» **Selected text**
● ● ● ● ●
According to Kaplan–Meier estimation, compared with the expected values based on the CHA2DS2-VASc score, the observed annual rate of thromboembolic events, including stroke, TIA and other systemic thromboembolisms, decreased by 68.8% in the CKD group and 48.6% in the non-CKD group; the observed annual bleeding rate compared to the expected bleeding rate based on the HAS-BLED score was reduced by 57.5 and 11.4% in the CKD and non-CKD groups, respectively. According to our results, CKD did not reduce the efficacy and safety of LAAC; rather, patients with CKD may benefit more from LAAC in preventing thrombosis and decreasing bleeding compared with the expected risk. In clinical practice, it is difficult to determine appropriate OAC dosages for CKD patients. LAAC may be an ideal choice to prevent stroke and other thrombotic complications in NVAF with CKD.
● ● ● ● ●
» **Excerpted records**
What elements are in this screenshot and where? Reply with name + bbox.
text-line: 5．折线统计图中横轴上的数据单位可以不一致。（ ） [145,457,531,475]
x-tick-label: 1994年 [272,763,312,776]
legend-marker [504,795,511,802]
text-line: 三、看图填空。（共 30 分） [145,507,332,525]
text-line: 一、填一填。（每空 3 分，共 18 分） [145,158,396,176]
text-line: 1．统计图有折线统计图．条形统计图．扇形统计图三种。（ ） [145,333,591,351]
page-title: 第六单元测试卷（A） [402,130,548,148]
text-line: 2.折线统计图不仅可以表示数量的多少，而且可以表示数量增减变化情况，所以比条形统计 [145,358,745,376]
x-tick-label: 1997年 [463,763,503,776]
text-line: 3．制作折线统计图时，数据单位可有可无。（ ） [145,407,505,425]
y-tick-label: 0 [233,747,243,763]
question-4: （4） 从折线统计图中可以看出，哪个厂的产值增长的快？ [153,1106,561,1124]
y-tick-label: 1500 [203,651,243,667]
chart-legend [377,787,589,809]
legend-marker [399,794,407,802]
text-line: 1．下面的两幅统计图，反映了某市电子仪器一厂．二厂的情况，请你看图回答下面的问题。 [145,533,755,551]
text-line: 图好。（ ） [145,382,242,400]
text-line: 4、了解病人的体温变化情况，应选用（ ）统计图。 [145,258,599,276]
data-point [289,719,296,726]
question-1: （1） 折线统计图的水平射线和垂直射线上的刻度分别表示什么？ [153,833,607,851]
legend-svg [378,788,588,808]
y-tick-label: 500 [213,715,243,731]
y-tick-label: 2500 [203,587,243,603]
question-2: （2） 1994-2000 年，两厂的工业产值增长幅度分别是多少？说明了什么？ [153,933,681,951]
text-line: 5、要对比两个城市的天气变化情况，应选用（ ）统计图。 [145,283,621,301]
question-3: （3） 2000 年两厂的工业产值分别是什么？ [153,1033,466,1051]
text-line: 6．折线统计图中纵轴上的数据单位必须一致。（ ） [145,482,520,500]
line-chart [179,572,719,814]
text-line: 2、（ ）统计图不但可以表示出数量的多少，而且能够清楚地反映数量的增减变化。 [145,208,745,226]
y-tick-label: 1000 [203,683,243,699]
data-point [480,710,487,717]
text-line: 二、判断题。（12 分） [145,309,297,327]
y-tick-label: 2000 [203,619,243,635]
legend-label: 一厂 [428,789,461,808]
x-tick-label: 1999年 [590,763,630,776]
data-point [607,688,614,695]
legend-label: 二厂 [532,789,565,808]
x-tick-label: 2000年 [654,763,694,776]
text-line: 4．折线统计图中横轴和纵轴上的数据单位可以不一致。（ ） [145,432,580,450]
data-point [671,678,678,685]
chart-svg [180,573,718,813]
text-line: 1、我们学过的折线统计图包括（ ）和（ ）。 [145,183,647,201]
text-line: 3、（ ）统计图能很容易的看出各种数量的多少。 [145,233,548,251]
● ● ● ● ●
» **Tasks to perform**
(A) In the text on LAAC in patients with CKD, by what percentage did the observed annual rate of thromboembolic events fall in the CKD group compared with the expected rate?
(B) Using the text on LAAC in patients with CKD, explain why LAAC may be an ideal choice for preventing stroke in NVAF with CKD.
(C) Write what comes next in the text on LAAC in patients with CKD, picking up after its last sentence.
You won't need the listing for any of this.

» **Task-by-task answers**
(A) It fell by 68.8% compared with the value expected from the CHA2DS2-VASc score.

(B) In clinical practice, it is hard to find the right OAC dosages for CKD patients. The results also showed that CKD did not reduce how well or how safely LAAC worked. Patients with CKD may even gain more from it in preventing thrombosis and lowering bleeding compared with their expected risk.

(C)
During the follow-up period, thrombus formation on the surface of the device was detected in 13 patients via TEE; however, there were no significant differences between patients with and without CKD. We determined that thrombus formation on the surface of the device may be associated, in part, with irregular anticoagulant treatment after LAAC. Among the 13 patients with device-related thrombosis, 4 patients had device-related thrombosis at 1.5 months as a result of a low cognitive ability and alcohol addiction, which were speculated to be linked to non-compliance with the anticoagulation regimen. Nine patients were identified at 6 months during treatment with aspirin and clopidogrel; two thrombi disappeared after switching from aspirin and clopidogrel to aspirin and ticagrelor, whereas the remaining seven thrombi disappeared after the addition of anticoagulant therapy with subcutaneous enoxaparin for an additional month. The reasons for device-related thrombosis formation remain unclear but may include multiple factors [20]. Consistent with Lempereur et al. [20], we determined that the majority of the device-related thrombi were located at the device adjacent to the left superior pulmonary vein and central hub regions. We speculate that the central hub may have a delayed endothelialization response as a result of the connecting point slightly protruding. It may also be a reasonable explanation that the blood flow velocity in the area adjacent to the pulmonary vein is lower than that in the area next to the mitral valve.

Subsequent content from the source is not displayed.